[Collection entries]
□ □ □ □

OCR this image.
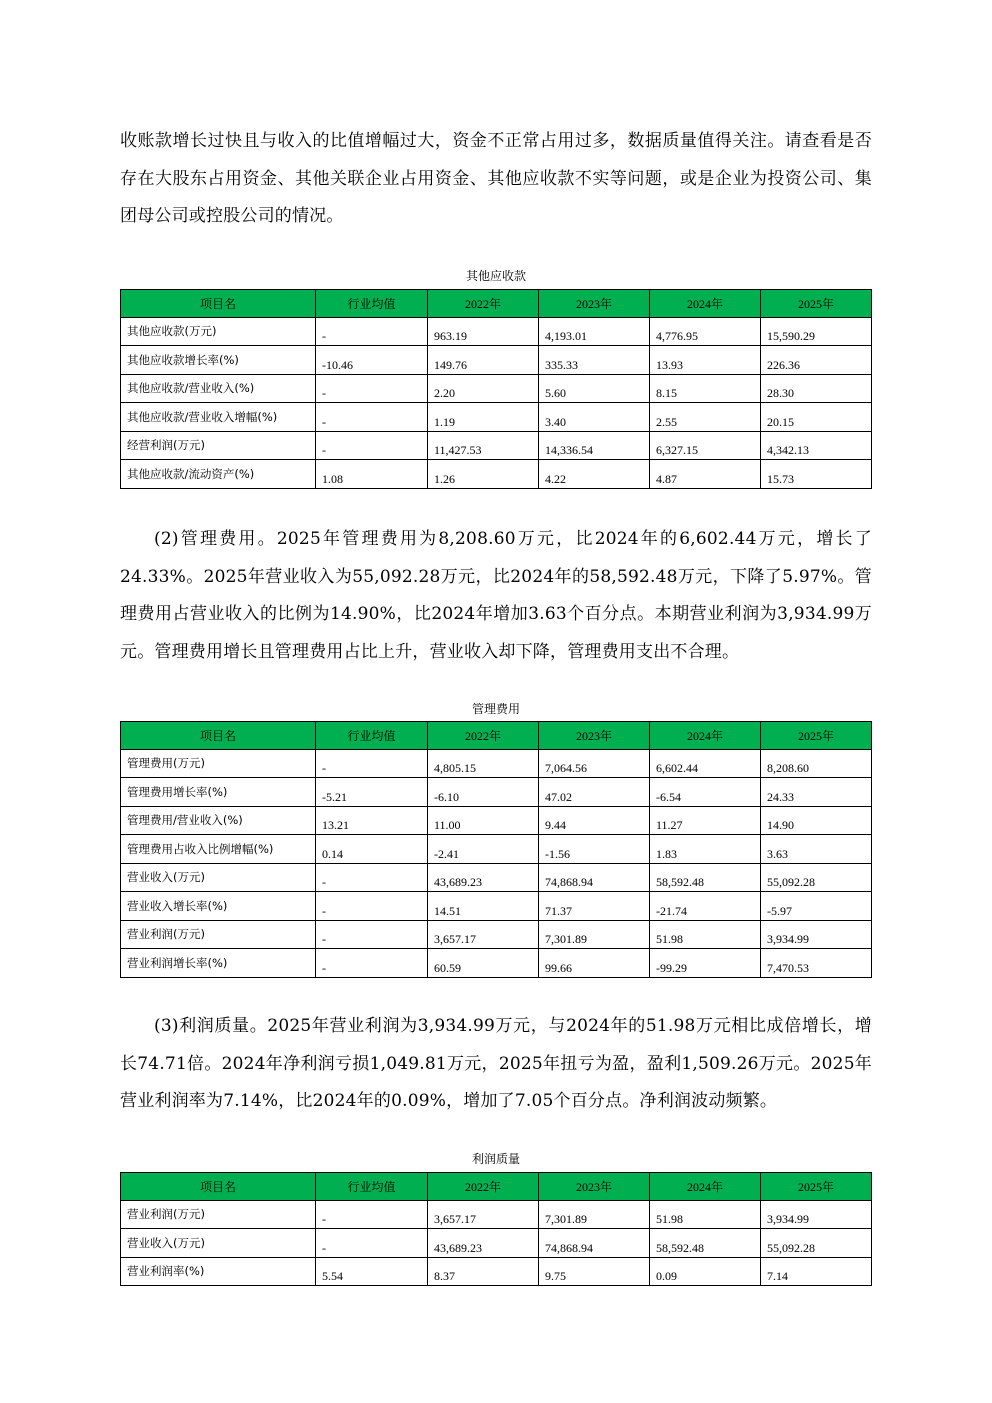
收账款增长过快且与收入的比值增幅过大，资金不正常占用过多，数据质量值得关注。请查看是否存在大股东占用资金、其他关联企业占用资金、其他应收款不实等问题，或是企业为投资公司、集团母公司或控股公司的情况。

其他应收款
项目名	行业均值	2022年	2023年	2024年	2025年
其他应收款(万元)	-	963.19	4,193.01	4,776.95	15,590.29
其他应收款增长率(%)	-10.46	149.76	335.33	13.93	226.36
其他应收款/营业收入(%)	-	2.20	5.60	8.15	28.30
其他应收款/营业收入增幅(%)	-	1.19	3.40	2.55	20.15
经营利润(万元)	-	11,427.53	14,336.54	6,327.15	4,342.13
其他应收款/流动资产(%)	1.08	1.26	4.22	4.87	15.73

(2)管理费用。2025年管理费用为8,208.60万元，比2024年的6,602.44万元，增长了24.33%。2025年营业收入为55,092.28万元，比2024年的58,592.48万元，下降了5.97%。管理费用占营业收入的比例为14.90%，比2024年增加3.63个百分点。本期营业利润为3,934.99万元。管理费用增长且管理费用占比上升，营业收入却下降，管理费用支出不合理。

管理费用
项目名	行业均值	2022年	2023年	2024年	2025年
管理费用(万元)	-	4,805.15	7,064.56	6,602.44	8,208.60
管理费用增长率(%)	-5.21	-6.10	47.02	-6.54	24.33
管理费用/营业收入(%)	13.21	11.00	9.44	11.27	14.90
管理费用占收入比例增幅(%)	0.14	-2.41	-1.56	1.83	3.63
营业收入(万元)	-	43,689.23	74,868.94	58,592.48	55,092.28
营业收入增长率(%)	-	14.51	71.37	-21.74	-5.97
营业利润(万元)	-	3,657.17	7,301.89	51.98	3,934.99
营业利润增长率(%)	-	60.59	99.66	-99.29	7,470.53

(3)利润质量。2025年营业利润为3,934.99万元，与2024年的51.98万元相比成倍增长，增长74.71倍。2024年净利润亏损1,049.81万元，2025年扭亏为盈，盈利1,509.26万元。2025年营业利润率为7.14%，比2024年的0.09%，增加了7.05个百分点。净利润波动频繁。

利润质量
项目名	行业均值	2022年	2023年	2024年	2025年
营业利润(万元)	-	3,657.17	7,301.89	51.98	3,934.99
营业收入(万元)	-	43,689.23	74,868.94	58,592.48	55,092.28
营业利润率(%)	5.54	8.37	9.75	0.09	7.14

□ □ □ □

Repeat the listing above exactly, with no pictures.

# WRITTEN ANSWER
OCR this image.
收账款增长过快且与收入的比值增幅过大，资金不正常占用过多，数据质量值得关注。请查看是否存在大股东占用资金、其他关联企业占用资金、其他应收款不实等问题，或是企业为投资公司、集团母公司或控股公司的情况。

其他应收款
项目名	行业均值	2022年	2023年	2024年	2025年
其他应收款(万元)	-	963.19	4,193.01	4,776.95	15,590.29
其他应收款增长率(%)	-10.46	149.76	335.33	13.93	226.36
其他应收款/营业收入(%)	-	2.20	5.60	8.15	28.30
其他应收款/营业收入增幅(%)	-	1.19	3.40	2.55	20.15
经营利润(万元)	-	11,427.53	14,336.54	6,327.15	4,342.13
其他应收款/流动资产(%)	1.08	1.26	4.22	4.87	15.73

(2)管理费用。2025年管理费用为8,208.60万元，比2024年的6,602.44万元，增长了24.33%。2025年营业收入为55,092.28万元，比2024年的58,592.48万元，下降了5.97%。管理费用占营业收入的比例为14.90%，比2024年增加3.63个百分点。本期营业利润为3,934.99万元。管理费用增长且管理费用占比上升，营业收入却下降，管理费用支出不合理。

管理费用
项目名	行业均值	2022年	2023年	2024年	2025年
管理费用(万元)	-	4,805.15	7,064.56	6,602.44	8,208.60
管理费用增长率(%)	-5.21	-6.10	47.02	-6.54	24.33
管理费用/营业收入(%)	13.21	11.00	9.44	11.27	14.90
管理费用占收入比例增幅(%)	0.14	-2.41	-1.56	1.83	3.63
营业收入(万元)	-	43,689.23	74,868.94	58,592.48	55,092.28
营业收入增长率(%)	-	14.51	71.37	-21.74	-5.97
营业利润(万元)	-	3,657.17	7,301.89	51.98	3,934.99
营业利润增长率(%)	-	60.59	99.66	-99.29	7,470.53

(3)利润质量。2025年营业利润为3,934.99万元，与2024年的51.98万元相比成倍增长，增长74.71倍。2024年净利润亏损1,049.81万元，2025年扭亏为盈，盈利1,509.26万元。2025年营业利润率为7.14%，比2024年的0.09%，增加了7.05个百分点。净利润波动频繁。

利润质量
项目名	行业均值	2022年	2023年	2024年	2025年
营业利润(万元)	-	3,657.17	7,301.89	51.98	3,934.99
营业收入(万元)	-	43,689.23	74,868.94	58,592.48	55,092.28
营业利润率(%)	5.54	8.37	9.75	0.09	7.14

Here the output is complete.